[Stored dataset items]
☆ ☆ ☆ ☆

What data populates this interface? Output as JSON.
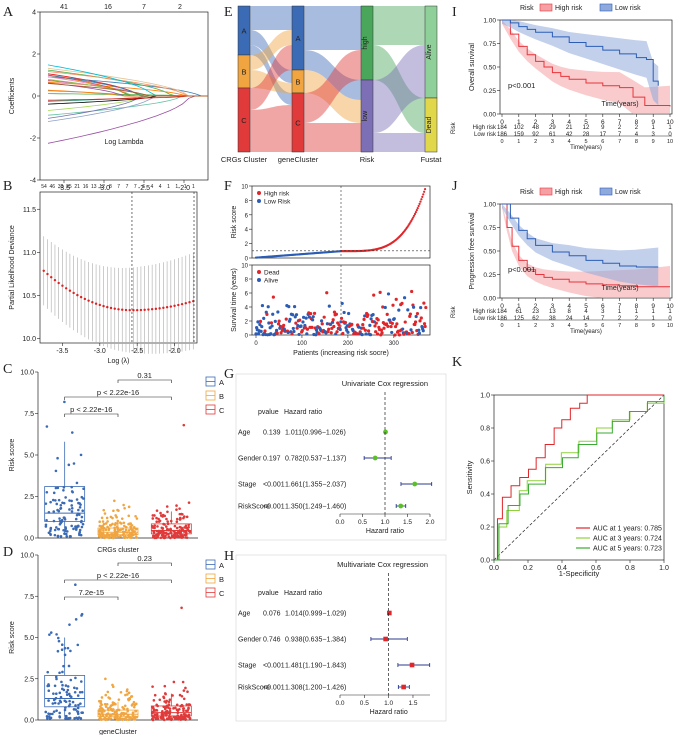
{
  "panels": {
    "A": "A",
    "B": "B",
    "C": "C",
    "D": "D",
    "E": "E",
    "F": "F",
    "G": "G",
    "H": "H",
    "I": "I",
    "J": "J",
    "K": "K"
  },
  "chart_data": [
    {
      "id": "A",
      "type": "line",
      "title": "",
      "xlabel": "Log Lambda",
      "ylabel": "Coefficients",
      "xlim": [
        -3.8,
        -1.7
      ],
      "ylim": [
        -4,
        4
      ],
      "x_ticks": [
        "-3.5",
        "-3.0",
        "-2.5",
        "-2.0"
      ],
      "y_ticks": [
        "-4",
        "-2",
        "0",
        "2",
        "4"
      ],
      "top_ticks": [
        "41",
        "16",
        "7",
        "2"
      ]
    },
    {
      "id": "B",
      "type": "scatter",
      "xlabel": "Log (λ)",
      "ylabel": "Partial Likelihood Deviance",
      "xlim": [
        -3.8,
        -1.7
      ],
      "ylim": [
        9.95,
        11.7
      ],
      "x_ticks": [
        "-3.5",
        "-3.0",
        "-2.5",
        "-2.0"
      ],
      "y_ticks": [
        "10.0",
        "10.5",
        "11.0",
        "11.5"
      ],
      "top_ticks": [
        "54",
        "46",
        "32",
        "25",
        "21",
        "16",
        "13",
        "12",
        "8",
        "7",
        "7",
        "7",
        "6",
        "4",
        "4",
        "1",
        "1",
        "1",
        "1"
      ],
      "vlines": [
        -2.57,
        -1.74
      ]
    },
    {
      "id": "C",
      "type": "bar",
      "xlabel": "CRGs cluster",
      "ylabel": "Risk score",
      "categories": [
        "A",
        "B",
        "C"
      ],
      "legend": [
        "A",
        "B",
        "C"
      ],
      "ylim": [
        0,
        10
      ],
      "y_ticks": [
        "0.0",
        "2.5",
        "5.0",
        "7.5",
        "10.0"
      ],
      "colors": [
        "#3b6bb5",
        "#f0a540",
        "#e03a3a"
      ],
      "box": [
        {
          "min": 0.2,
          "q1": 1.0,
          "median": 1.5,
          "q3": 3.1,
          "max": 5.8
        },
        {
          "min": 0.0,
          "q1": 0.2,
          "median": 0.35,
          "q3": 0.6,
          "max": 1.1
        },
        {
          "min": 0.0,
          "q1": 0.25,
          "median": 0.45,
          "q3": 0.85,
          "max": 1.6
        }
      ],
      "comparisons": [
        "p < 2.22e-16",
        "p < 2.22e-16",
        "0.31"
      ]
    },
    {
      "id": "D",
      "type": "bar",
      "xlabel": "geneCluster",
      "ylabel": "Risk score",
      "categories": [
        "A",
        "B",
        "C"
      ],
      "legend": [
        "A",
        "B",
        "C"
      ],
      "ylim": [
        0,
        10
      ],
      "y_ticks": [
        "0.0",
        "2.5",
        "5.0",
        "7.5",
        "10.0"
      ],
      "colors": [
        "#3b6bb5",
        "#f0a540",
        "#e03a3a"
      ],
      "box": [
        {
          "min": 0.2,
          "q1": 0.8,
          "median": 1.3,
          "q3": 2.7,
          "max": 5.0
        },
        {
          "min": 0.0,
          "q1": 0.2,
          "median": 0.35,
          "q3": 0.6,
          "max": 1.1
        },
        {
          "min": 0.0,
          "q1": 0.25,
          "median": 0.45,
          "q3": 0.85,
          "max": 1.6
        }
      ],
      "comparisons": [
        "7.2e-15",
        "p < 2.22e-16",
        "0.23"
      ]
    },
    {
      "id": "E",
      "type": "area",
      "axes": [
        "CRGs Cluster",
        "geneCluster",
        "Risk",
        "Fustat"
      ],
      "nodes": {
        "CRGs Cluster": [
          "A",
          "B",
          "C"
        ],
        "geneCluster": [
          "A",
          "B",
          "C"
        ],
        "Risk": [
          "high",
          "low"
        ],
        "Fustat": [
          "Alive",
          "Dead"
        ]
      }
    },
    {
      "id": "F",
      "type": "scatter",
      "top": {
        "ylabel": "Risk score",
        "legend": [
          "High risk",
          "Low Risk"
        ],
        "ylim": [
          0,
          10
        ],
        "y_ticks": [
          "0",
          "2",
          "4",
          "6",
          "8",
          "10"
        ],
        "hline": 1.0,
        "vline": 185
      },
      "bottom": {
        "ylabel": "Survival time (years)",
        "legend": [
          "Dead",
          "Alive"
        ],
        "ylim": [
          0,
          10
        ],
        "y_ticks": [
          "0",
          "2",
          "4",
          "6",
          "8",
          "10"
        ]
      },
      "xlabel": "Patients (increasing risk socre)",
      "x_ticks": [
        "0",
        "100",
        "200",
        "300"
      ],
      "xlim": [
        0,
        370
      ]
    },
    {
      "id": "G",
      "type": "scatter",
      "title": "Univariate Cox regression",
      "header": {
        "pvalue": "pvalue",
        "hr": "Hazard ratio"
      },
      "xlabel": "Hazard ratio",
      "x_ticks": [
        "0.0",
        "0.5",
        "1.0",
        "1.5",
        "2.0"
      ],
      "xlim": [
        0,
        2.0
      ],
      "rows": [
        {
          "name": "Age",
          "p": "0.139",
          "hr": "1.011(0.996−1.026)",
          "est": 1.011,
          "lo": 0.996,
          "hi": 1.026
        },
        {
          "name": "Gender",
          "p": "0.197",
          "hr": "0.782(0.537−1.137)",
          "est": 0.782,
          "lo": 0.537,
          "hi": 1.137
        },
        {
          "name": "Stage",
          "p": "<0.001",
          "hr": "1.661(1.355−2.037)",
          "est": 1.661,
          "lo": 1.355,
          "hi": 2.037
        },
        {
          "name": "RiskScore",
          "p": "<0.001",
          "hr": "1.350(1.249−1.460)",
          "est": 1.35,
          "lo": 1.249,
          "hi": 1.46
        }
      ]
    },
    {
      "id": "H",
      "type": "scatter",
      "title": "Multivariate Cox regression",
      "header": {
        "pvalue": "pvalue",
        "hr": "Hazard ratio"
      },
      "xlabel": "Hazard ratio",
      "x_ticks": [
        "0.0",
        "0.5",
        "1.0",
        "1.5"
      ],
      "xlim": [
        0,
        1.85
      ],
      "rows": [
        {
          "name": "Age",
          "p": "0.076",
          "hr": "1.014(0.999−1.029)",
          "est": 1.014,
          "lo": 0.999,
          "hi": 1.029
        },
        {
          "name": "Gender",
          "p": "0.746",
          "hr": "0.938(0.635−1.384)",
          "est": 0.938,
          "lo": 0.635,
          "hi": 1.384
        },
        {
          "name": "Stage",
          "p": "<0.001",
          "hr": "1.481(1.190−1.843)",
          "est": 1.481,
          "lo": 1.19,
          "hi": 1.843
        },
        {
          "name": "RiskScore",
          "p": "<0.001",
          "hr": "1.308(1.200−1.426)",
          "est": 1.308,
          "lo": 1.2,
          "hi": 1.426
        }
      ]
    },
    {
      "id": "I",
      "type": "line",
      "ylabel": "Overall survival",
      "xlabel": "Time(years)",
      "legend_title": "Risk",
      "legend": [
        "High risk",
        "Low risk"
      ],
      "pvalue": "p<0.001",
      "x_ticks": [
        "0",
        "1",
        "2",
        "3",
        "4",
        "5",
        "6",
        "7",
        "8",
        "9",
        "10"
      ],
      "y_ticks": [
        "0.00",
        "0.25",
        "0.50",
        "0.75",
        "1.00"
      ],
      "series": [
        {
          "name": "High risk",
          "x": [
            0,
            0.5,
            1,
            1.5,
            2,
            2.5,
            3,
            3.5,
            4,
            5,
            6,
            7,
            7.8,
            8.5,
            10
          ],
          "y": [
            1,
            0.85,
            0.72,
            0.63,
            0.56,
            0.5,
            0.44,
            0.4,
            0.37,
            0.33,
            0.3,
            0.28,
            0.18,
            0.09,
            0.08
          ]
        },
        {
          "name": "Low risk",
          "x": [
            0,
            0.5,
            1,
            1.5,
            2,
            3,
            4,
            5,
            6,
            7,
            8,
            8.6,
            9,
            9.3
          ],
          "y": [
            1,
            0.97,
            0.93,
            0.9,
            0.87,
            0.82,
            0.76,
            0.72,
            0.68,
            0.64,
            0.6,
            0.58,
            0.35,
            0.3
          ]
        }
      ],
      "risk_table": {
        "title": "Risk",
        "xlabel": "Time(years)",
        "rows": [
          {
            "label": "High risk",
            "values": [
              "184",
              "102",
              "48",
              "29",
              "21",
              "12",
              "9",
              "2",
              "2",
              "1",
              "1"
            ]
          },
          {
            "label": "Low risk",
            "values": [
              "186",
              "159",
              "92",
              "61",
              "42",
              "28",
              "17",
              "7",
              "4",
              "3",
              "0"
            ]
          }
        ]
      }
    },
    {
      "id": "J",
      "type": "line",
      "ylabel": "Progression free survival",
      "xlabel": "Time(years)",
      "legend_title": "Risk",
      "legend": [
        "High risk",
        "Low risk"
      ],
      "pvalue": "p<0.001",
      "x_ticks": [
        "0",
        "1",
        "2",
        "3",
        "4",
        "5",
        "6",
        "7",
        "8",
        "9",
        "10"
      ],
      "y_ticks": [
        "0.00",
        "0.25",
        "0.50",
        "0.75",
        "1.00"
      ],
      "series": [
        {
          "name": "High risk",
          "x": [
            0,
            0.3,
            0.6,
            1,
            1.5,
            2,
            2.5,
            3,
            4,
            5,
            6,
            7,
            8,
            10
          ],
          "y": [
            1,
            0.75,
            0.55,
            0.4,
            0.3,
            0.25,
            0.22,
            0.2,
            0.17,
            0.15,
            0.14,
            0.13,
            0.12,
            0.12
          ]
        },
        {
          "name": "Low risk",
          "x": [
            0,
            0.5,
            1,
            1.5,
            2,
            3,
            4,
            5,
            6,
            7,
            8,
            9,
            9.3
          ],
          "y": [
            1,
            0.85,
            0.72,
            0.63,
            0.56,
            0.49,
            0.45,
            0.4,
            0.37,
            0.34,
            0.33,
            0.33,
            0.33
          ]
        }
      ],
      "risk_table": {
        "title": "Risk",
        "xlabel": "Time(years)",
        "rows": [
          {
            "label": "High risk",
            "values": [
              "184",
              "61",
              "23",
              "13",
              "8",
              "4",
              "3",
              "1",
              "1",
              "1",
              "1"
            ]
          },
          {
            "label": "Low risk",
            "values": [
              "186",
              "125",
              "62",
              "38",
              "24",
              "14",
              "7",
              "2",
              "2",
              "1",
              "0"
            ]
          }
        ]
      }
    },
    {
      "id": "K",
      "type": "line",
      "xlabel": "1-Specificity",
      "ylabel": "Sensitivity",
      "x_ticks": [
        "0.0",
        "0.2",
        "0.4",
        "0.6",
        "0.8",
        "1.0"
      ],
      "y_ticks": [
        "0.0",
        "0.2",
        "0.4",
        "0.6",
        "0.8",
        "1.0"
      ],
      "series": [
        {
          "name": "AUC at 1 years: 0.785",
          "color": "#e0262a",
          "x": [
            0,
            0.02,
            0.05,
            0.1,
            0.15,
            0.2,
            0.25,
            0.3,
            0.35,
            0.4,
            0.45,
            0.5,
            0.55,
            0.6,
            0.65,
            0.7,
            0.8,
            1
          ],
          "y": [
            0,
            0.25,
            0.38,
            0.45,
            0.5,
            0.55,
            0.62,
            0.7,
            0.8,
            0.85,
            0.92,
            0.95,
            1,
            1,
            1,
            1,
            1,
            1
          ]
        },
        {
          "name": "AUC at 3 years: 0.724",
          "color": "#8fd13a",
          "x": [
            0,
            0.03,
            0.08,
            0.15,
            0.2,
            0.3,
            0.4,
            0.5,
            0.6,
            0.7,
            0.8,
            0.9,
            1
          ],
          "y": [
            0,
            0.2,
            0.3,
            0.42,
            0.48,
            0.58,
            0.65,
            0.72,
            0.8,
            0.85,
            0.9,
            0.95,
            1
          ]
        },
        {
          "name": "AUC at 5 years: 0.723",
          "color": "#3aaa35",
          "x": [
            0,
            0.03,
            0.08,
            0.15,
            0.2,
            0.3,
            0.4,
            0.5,
            0.6,
            0.7,
            0.8,
            0.9,
            1
          ],
          "y": [
            0,
            0.22,
            0.33,
            0.4,
            0.46,
            0.56,
            0.62,
            0.7,
            0.77,
            0.84,
            0.9,
            0.96,
            1
          ]
        }
      ]
    }
  ],
  "colors": {
    "high": "#e8343c",
    "low": "#2b5db5",
    "A": "#3b6bb5",
    "B": "#f0a540",
    "C": "#e03a3a"
  }
}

☆ ☆ ☆ ☆

Try it: How many lines of the entries contain the string "years"? Answer with a number and no other words.

Written response: 8